The entries below contain pictures. Retype everything except those pictures, exactly as given.

----------

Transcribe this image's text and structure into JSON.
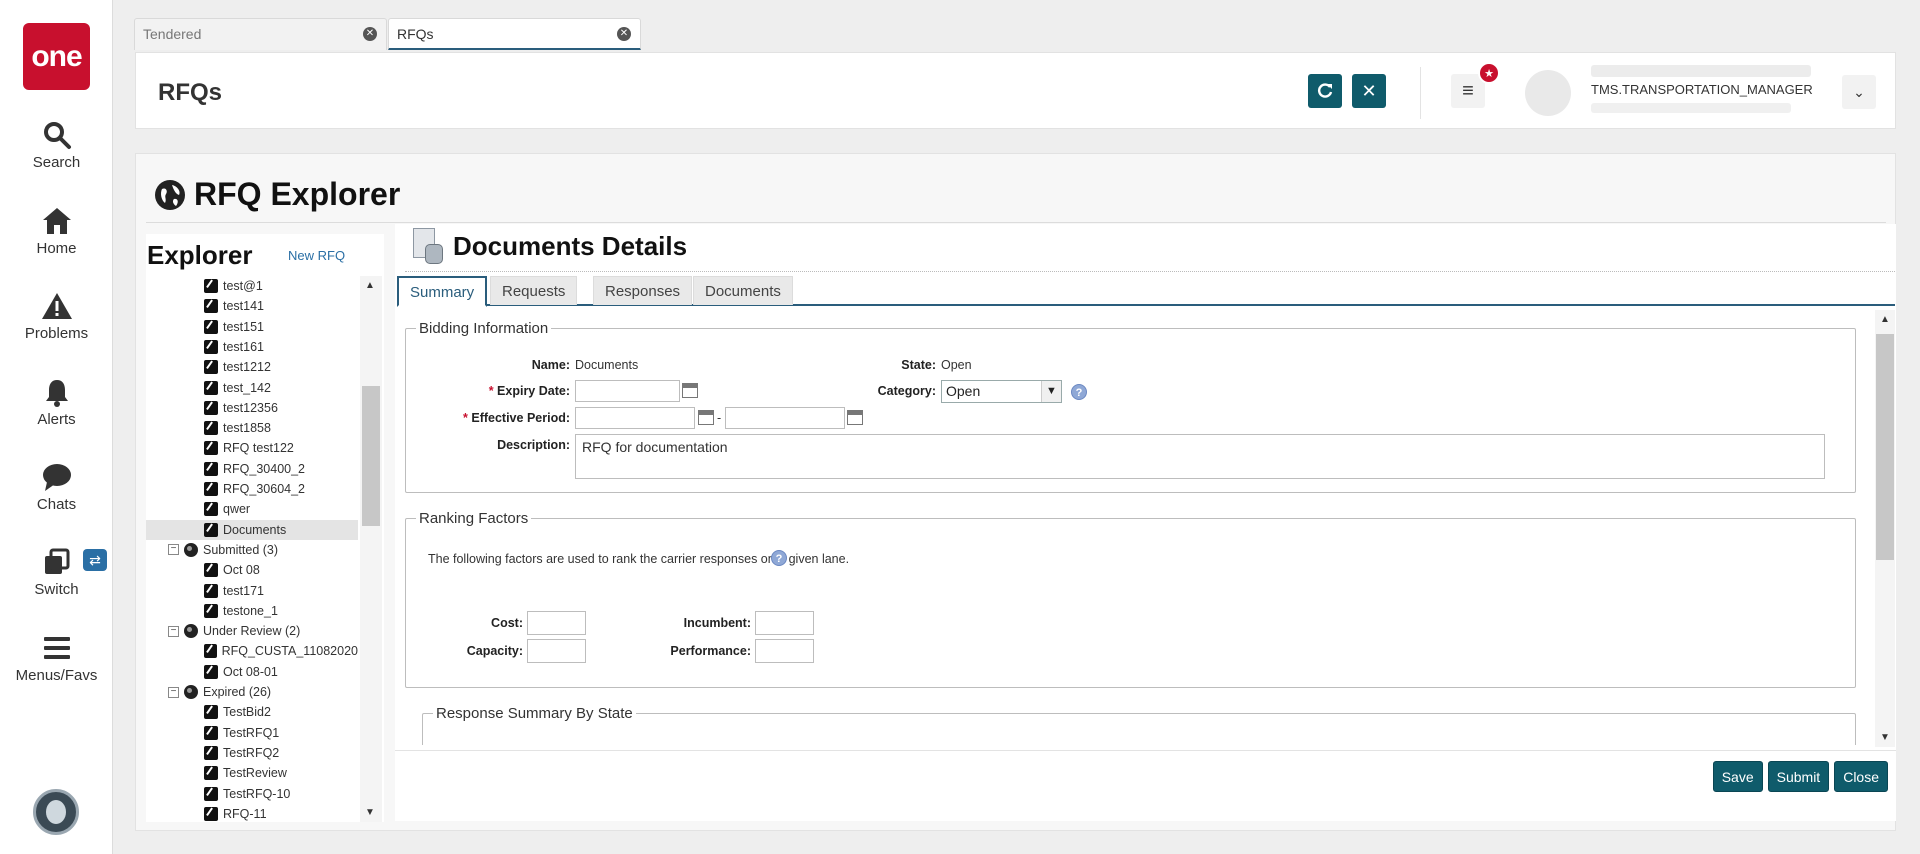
{
  "nav": {
    "logo": "one",
    "items": [
      {
        "label": "Search",
        "icon": "search-icon"
      },
      {
        "label": "Home",
        "icon": "home-icon"
      },
      {
        "label": "Problems",
        "icon": "warning-icon"
      },
      {
        "label": "Alerts",
        "icon": "bell-icon"
      },
      {
        "label": "Chats",
        "icon": "chat-icon"
      },
      {
        "label": "Switch",
        "icon": "switch-icon"
      },
      {
        "label": "Menus/Favs",
        "icon": "menu-icon"
      }
    ]
  },
  "tabs": [
    {
      "label": "Tendered",
      "active": false
    },
    {
      "label": "RFQs",
      "active": true
    }
  ],
  "header": {
    "title": "RFQs",
    "user_role": "TMS.TRANSPORTATION_MANAGER"
  },
  "explorer": {
    "page_title": "RFQ Explorer",
    "panel_title": "Explorer",
    "new_link": "New RFQ",
    "tree": [
      {
        "label": "test@1",
        "type": "doc",
        "level": 2
      },
      {
        "label": "test141",
        "type": "doc",
        "level": 2
      },
      {
        "label": "test151",
        "type": "doc",
        "level": 2
      },
      {
        "label": "test161",
        "type": "doc",
        "level": 2
      },
      {
        "label": "test1212",
        "type": "doc",
        "level": 2
      },
      {
        "label": "test_142",
        "type": "doc",
        "level": 2
      },
      {
        "label": "test12356",
        "type": "doc",
        "level": 2
      },
      {
        "label": "test1858",
        "type": "doc",
        "level": 2
      },
      {
        "label": "RFQ test122",
        "type": "doc",
        "level": 2
      },
      {
        "label": "RFQ_30400_2",
        "type": "doc",
        "level": 2
      },
      {
        "label": "RFQ_30604_2",
        "type": "doc",
        "level": 2
      },
      {
        "label": "qwer",
        "type": "doc",
        "level": 2
      },
      {
        "label": "Documents",
        "type": "doc",
        "level": 2,
        "selected": true
      },
      {
        "label": "Submitted (3)",
        "type": "folder",
        "level": 1
      },
      {
        "label": "Oct 08",
        "type": "doc",
        "level": 2
      },
      {
        "label": "test171",
        "type": "doc",
        "level": 2
      },
      {
        "label": "testone_1",
        "type": "doc",
        "level": 2
      },
      {
        "label": "Under Review (2)",
        "type": "folder",
        "level": 1
      },
      {
        "label": "RFQ_CUSTA_11082020",
        "type": "doc",
        "level": 2
      },
      {
        "label": "Oct 08-01",
        "type": "doc",
        "level": 2
      },
      {
        "label": "Expired (26)",
        "type": "folder",
        "level": 1
      },
      {
        "label": "TestBid2",
        "type": "doc",
        "level": 2
      },
      {
        "label": "TestRFQ1",
        "type": "doc",
        "level": 2
      },
      {
        "label": "TestRFQ2",
        "type": "doc",
        "level": 2
      },
      {
        "label": "TestReview",
        "type": "doc",
        "level": 2
      },
      {
        "label": "TestRFQ-10",
        "type": "doc",
        "level": 2
      },
      {
        "label": "RFQ-11",
        "type": "doc",
        "level": 2
      }
    ]
  },
  "details": {
    "title": "Documents Details",
    "tabs": [
      "Summary",
      "Requests",
      "Responses",
      "Documents"
    ],
    "bidding": {
      "legend": "Bidding Information",
      "name_label": "Name:",
      "name_value": "Documents",
      "state_label": "State:",
      "state_value": "Open",
      "expiry_label": "Expiry Date:",
      "category_label": "Category:",
      "category_value": "Open",
      "effective_label": "Effective Period:",
      "range_sep": "-",
      "description_label": "Description:",
      "description_value": "RFQ for documentation",
      "required_mark": "*"
    },
    "ranking": {
      "legend": "Ranking Factors",
      "note": "The following factors are used to rank the carrier responses on a given lane.",
      "cost_label": "Cost:",
      "capacity_label": "Capacity:",
      "incumbent_label": "Incumbent:",
      "performance_label": "Performance:"
    },
    "response_summary_legend": "Response Summary By State",
    "buttons": {
      "save": "Save",
      "submit": "Submit",
      "close": "Close"
    }
  },
  "colors": {
    "brand": "#c8102e",
    "accent": "#0f5b6b",
    "tab_underline": "#2a5d7c",
    "link": "#2a6fa5"
  }
}
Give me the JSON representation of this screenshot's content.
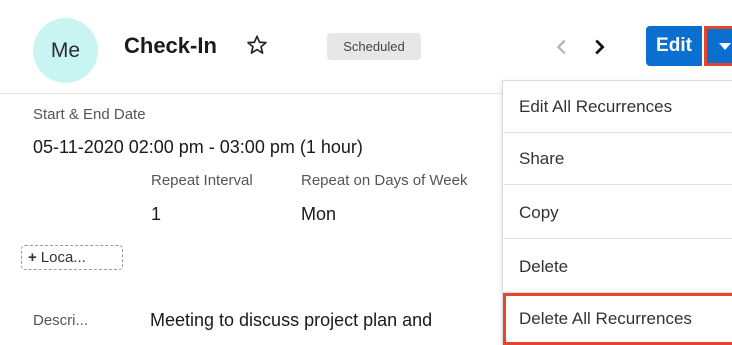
{
  "header": {
    "avatar_text": "Me",
    "title": "Check-In",
    "status": "Scheduled",
    "edit_label": "Edit"
  },
  "fields": {
    "date_label": "Start & End Date",
    "date_value": "05-11-2020 02:00 pm - 03:00 pm (1 hour)",
    "repeat_interval_label": "Repeat Interval",
    "repeat_interval_value": "1",
    "repeat_days_label": "Repeat on Days of Week",
    "repeat_days_value": "Mon",
    "location_label": "Loca...",
    "description_label": "Descri...",
    "description_value": "Meeting to discuss project plan and"
  },
  "menu": {
    "items": [
      {
        "label": "Edit All Recurrences"
      },
      {
        "label": "Share"
      },
      {
        "label": "Copy"
      },
      {
        "label": "Delete"
      },
      {
        "label": "Delete All Recurrences"
      }
    ]
  },
  "colors": {
    "accent": "#0b6fd0",
    "highlight": "#e5452c",
    "avatar_bg": "#c8f5f2"
  },
  "icons": {
    "favorite": "star-outline-icon",
    "prev": "chevron-left-icon",
    "next": "chevron-right-icon",
    "dropdown": "caret-down-icon",
    "add": "plus-icon"
  }
}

----------

> **Solution for this task**:
Transcribe this image's text and structure into JSON.
{
  "nav": {
    "logo": "one",
    "items": [
      {
        "label": "Search",
        "icon": "search-icon"
      },
      {
        "label": "Home",
        "icon": "home-icon"
      },
      {
        "label": "Problems",
        "icon": "warning-icon"
      },
      {
        "label": "Alerts",
        "icon": "bell-icon"
      },
      {
        "label": "Chats",
        "icon": "chat-icon"
      },
      {
        "label": "Switch",
        "icon": "switch-icon"
      },
      {
        "label": "Menus/Favs",
        "icon": "menu-icon"
      }
    ]
  },
  "tabs": [
    {
      "label": "Tendered",
      "active": false
    },
    {
      "label": "RFQs",
      "active": true
    }
  ],
  "header": {
    "title": "RFQs",
    "user_role": "TMS.TRANSPORTATION_MANAGER"
  },
  "explorer": {
    "page_title": "RFQ Explorer",
    "panel_title": "Explorer",
    "new_link": "New RFQ",
    "tree": [
      {
        "label": "test@1",
        "type": "doc",
        "level": 2
      },
      {
        "label": "test141",
        "type": "doc",
        "level": 2
      },
      {
        "label": "test151",
        "type": "doc",
        "level": 2
      },
      {
        "label": "test161",
        "type": "doc",
        "level": 2
      },
      {
        "label": "test1212",
        "type": "doc",
        "level": 2
      },
      {
        "label": "test_142",
        "type": "doc",
        "level": 2
      },
      {
        "label": "test12356",
        "type": "doc",
        "level": 2
      },
      {
        "label": "test1858",
        "type": "doc",
        "level": 2
      },
      {
        "label": "RFQ test122",
        "type": "doc",
        "level": 2
      },
      {
        "label": "RFQ_30400_2",
        "type": "doc",
        "level": 2
      },
      {
        "label": "RFQ_30604_2",
        "type": "doc",
        "level": 2
      },
      {
        "label": "qwer",
        "type": "doc",
        "level": 2
      },
      {
        "label": "Documents",
        "type": "doc",
        "level": 2,
        "selected": true
      },
      {
        "label": "Submitted (3)",
        "type": "folder",
        "level": 1
      },
      {
        "label": "Oct 08",
        "type": "doc",
        "level": 2
      },
      {
        "label": "test171",
        "type": "doc",
        "level": 2
      },
      {
        "label": "testone_1",
        "type": "doc",
        "level": 2
      },
      {
        "label": "Under Review (2)",
        "type": "folder",
        "level": 1
      },
      {
        "label": "RFQ_CUSTA_11082020",
        "type": "doc",
        "level": 2
      },
      {
        "label": "Oct 08-01",
        "type": "doc",
        "level": 2
      },
      {
        "label": "Expired (26)",
        "type": "folder",
        "level": 1
      },
      {
        "label": "TestBid2",
        "type": "doc",
        "level": 2
      },
      {
        "label": "TestRFQ1",
        "type": "doc",
        "level": 2
      },
      {
        "label": "TestRFQ2",
        "type": "doc",
        "level": 2
      },
      {
        "label": "TestReview",
        "type": "doc",
        "level": 2
      },
      {
        "label": "TestRFQ-10",
        "type": "doc",
        "level": 2
      },
      {
        "label": "RFQ-11",
        "type": "doc",
        "level": 2
      }
    ]
  },
  "details": {
    "title": "Documents Details",
    "tabs": [
      "Summary",
      "Requests",
      "Responses",
      "Documents"
    ],
    "bidding": {
      "legend": "Bidding Information",
      "name_label": "Name:",
      "name_value": "Documents",
      "state_label": "State:",
      "state_value": "Open",
      "expiry_label": "Expiry Date:",
      "category_label": "Category:",
      "category_value": "Open",
      "effective_label": "Effective Period:",
      "range_sep": "-",
      "description_label": "Description:",
      "description_value": "RFQ for documentation",
      "required_mark": "*"
    },
    "ranking": {
      "legend": "Ranking Factors",
      "note": "The following factors are used to rank the carrier responses on a given lane.",
      "cost_label": "Cost:",
      "capacity_label": "Capacity:",
      "incumbent_label": "Incumbent:",
      "performance_label": "Performance:"
    },
    "response_summary_legend": "Response Summary By State",
    "buttons": {
      "save": "Save",
      "submit": "Submit",
      "close": "Close"
    }
  },
  "colors": {
    "brand": "#c8102e",
    "accent": "#0f5b6b",
    "tab_underline": "#2a5d7c",
    "link": "#2a6fa5"
  }
}
Give me the JSON representation of this screenshot's content.
{
  "header": {
    "avatar_text": "Me",
    "title": "Check-In",
    "status": "Scheduled",
    "edit_label": "Edit"
  },
  "fields": {
    "date_label": "Start & End Date",
    "date_value": "05-11-2020 02:00 pm - 03:00 pm (1 hour)",
    "repeat_interval_label": "Repeat Interval",
    "repeat_interval_value": "1",
    "repeat_days_label": "Repeat on Days of Week",
    "repeat_days_value": "Mon",
    "location_label": "Loca...",
    "description_label": "Descri...",
    "description_value": "Meeting to discuss project plan and"
  },
  "menu": {
    "items": [
      {
        "label": "Edit All Recurrences"
      },
      {
        "label": "Share"
      },
      {
        "label": "Copy"
      },
      {
        "label": "Delete"
      },
      {
        "label": "Delete All Recurrences"
      }
    ]
  },
  "colors": {
    "accent": "#0b6fd0",
    "highlight": "#e5452c",
    "avatar_bg": "#c8f5f2"
  },
  "icons": {
    "favorite": "star-outline-icon",
    "prev": "chevron-left-icon",
    "next": "chevron-right-icon",
    "dropdown": "caret-down-icon",
    "add": "plus-icon"
  }
}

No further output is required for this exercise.